Task directions. Retype everything in the listing, leaving each line exactly as it is.

Records shown.
▶

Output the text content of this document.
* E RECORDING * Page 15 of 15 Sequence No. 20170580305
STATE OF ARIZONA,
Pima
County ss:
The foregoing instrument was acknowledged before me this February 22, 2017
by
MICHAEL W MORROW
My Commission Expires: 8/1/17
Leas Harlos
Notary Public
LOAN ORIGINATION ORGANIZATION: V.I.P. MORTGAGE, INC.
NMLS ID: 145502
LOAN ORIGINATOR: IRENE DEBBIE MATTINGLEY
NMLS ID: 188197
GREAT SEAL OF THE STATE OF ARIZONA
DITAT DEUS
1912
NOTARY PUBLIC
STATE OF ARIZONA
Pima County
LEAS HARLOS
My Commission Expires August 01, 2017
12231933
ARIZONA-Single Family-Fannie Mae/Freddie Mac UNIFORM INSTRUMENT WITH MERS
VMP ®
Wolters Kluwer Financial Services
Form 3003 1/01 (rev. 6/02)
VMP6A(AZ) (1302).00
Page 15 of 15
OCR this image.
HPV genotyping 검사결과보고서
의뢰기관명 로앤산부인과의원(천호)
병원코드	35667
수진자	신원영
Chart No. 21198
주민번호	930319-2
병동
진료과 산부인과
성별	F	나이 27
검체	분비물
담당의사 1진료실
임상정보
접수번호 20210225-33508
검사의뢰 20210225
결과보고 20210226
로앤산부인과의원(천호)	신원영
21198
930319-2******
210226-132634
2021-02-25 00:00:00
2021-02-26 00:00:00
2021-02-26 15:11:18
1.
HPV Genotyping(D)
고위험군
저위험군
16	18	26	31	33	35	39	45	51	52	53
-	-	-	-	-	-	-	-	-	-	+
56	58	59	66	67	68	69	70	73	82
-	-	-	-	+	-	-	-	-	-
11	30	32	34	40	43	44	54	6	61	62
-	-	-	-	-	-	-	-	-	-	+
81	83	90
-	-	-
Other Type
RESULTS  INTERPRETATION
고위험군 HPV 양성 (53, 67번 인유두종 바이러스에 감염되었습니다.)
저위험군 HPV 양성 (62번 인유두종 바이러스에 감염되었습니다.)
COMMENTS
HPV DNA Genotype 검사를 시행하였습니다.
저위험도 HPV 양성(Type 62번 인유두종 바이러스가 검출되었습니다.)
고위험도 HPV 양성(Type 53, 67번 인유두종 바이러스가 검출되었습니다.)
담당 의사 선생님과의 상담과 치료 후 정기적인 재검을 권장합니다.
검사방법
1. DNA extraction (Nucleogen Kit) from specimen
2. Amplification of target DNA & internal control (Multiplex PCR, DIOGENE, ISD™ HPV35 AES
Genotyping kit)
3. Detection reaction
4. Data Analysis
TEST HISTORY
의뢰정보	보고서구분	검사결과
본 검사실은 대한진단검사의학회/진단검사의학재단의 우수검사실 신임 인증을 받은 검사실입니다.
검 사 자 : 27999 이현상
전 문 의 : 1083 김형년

◀

Task answer.
Output the text content of this document.
* E RECORDING * Page 15 of 15 Sequence No. 20170580305
STATE OF ARIZONA,
Pima
County ss:
The foregoing instrument was acknowledged before me this February 22, 2017
by
MICHAEL W MORROW
My Commission Expires: 8/1/17
Leas Harlos
Notary Public
LOAN ORIGINATION ORGANIZATION: V.I.P. MORTGAGE, INC.
NMLS ID: 145502
LOAN ORIGINATOR: IRENE DEBBIE MATTINGLEY
NMLS ID: 188197
GREAT SEAL OF THE STATE OF ARIZONA
DITAT DEUS
1912
NOTARY PUBLIC
STATE OF ARIZONA
Pima County
LEAS HARLOS
My Commission Expires August 01, 2017
12231933
ARIZONA-Single Family-Fannie Mae/Freddie Mac UNIFORM INSTRUMENT WITH MERS
VMP ®
Wolters Kluwer Financial Services
Form 3003 1/01 (rev. 6/02)
VMP6A(AZ) (1302).00
Page 15 of 15
OCR this image.
HPV genotyping 검사결과보고서
의뢰기관명 로앤산부인과의원(천호)
병원코드	35667
수진자	신원영
Chart No. 21198
주민번호	930319-2
병동
진료과 산부인과
성별	F	나이 27
검체	분비물
담당의사 1진료실
임상정보
접수번호 20210225-33508
검사의뢰 20210225
결과보고 20210226
로앤산부인과의원(천호)	신원영
21198
930319-2******
210226-132634
2021-02-25 00:00:00
2021-02-26 00:00:00
2021-02-26 15:11:18
1.
HPV Genotyping(D)
고위험군
저위험군
16	18	26	31	33	35	39	45	51	52	53
-	-	-	-	-	-	-	-	-	-	+
56	58	59	66	67	68	69	70	73	82
-	-	-	-	+	-	-	-	-	-
11	30	32	34	40	43	44	54	6	61	62
-	-	-	-	-	-	-	-	-	-	+
81	83	90
-	-	-
Other Type
RESULTS  INTERPRETATION
고위험군 HPV 양성 (53, 67번 인유두종 바이러스에 감염되었습니다.)
저위험군 HPV 양성 (62번 인유두종 바이러스에 감염되었습니다.)
COMMENTS
HPV DNA Genotype 검사를 시행하였습니다.
저위험도 HPV 양성(Type 62번 인유두종 바이러스가 검출되었습니다.)
고위험도 HPV 양성(Type 53, 67번 인유두종 바이러스가 검출되었습니다.)
담당 의사 선생님과의 상담과 치료 후 정기적인 재검을 권장합니다.
검사방법
1. DNA extraction (Nucleogen Kit) from specimen
2. Amplification of target DNA & internal control (Multiplex PCR, DIOGENE, ISD™ HPV35 AES
Genotyping kit)
3. Detection reaction
4. Data Analysis
TEST HISTORY
의뢰정보	보고서구분	검사결과
본 검사실은 대한진단검사의학회/진단검사의학재단의 우수검사실 신임 인증을 받은 검사실입니다.
검 사 자 : 27999 이현상
전 문 의 : 1083 김형년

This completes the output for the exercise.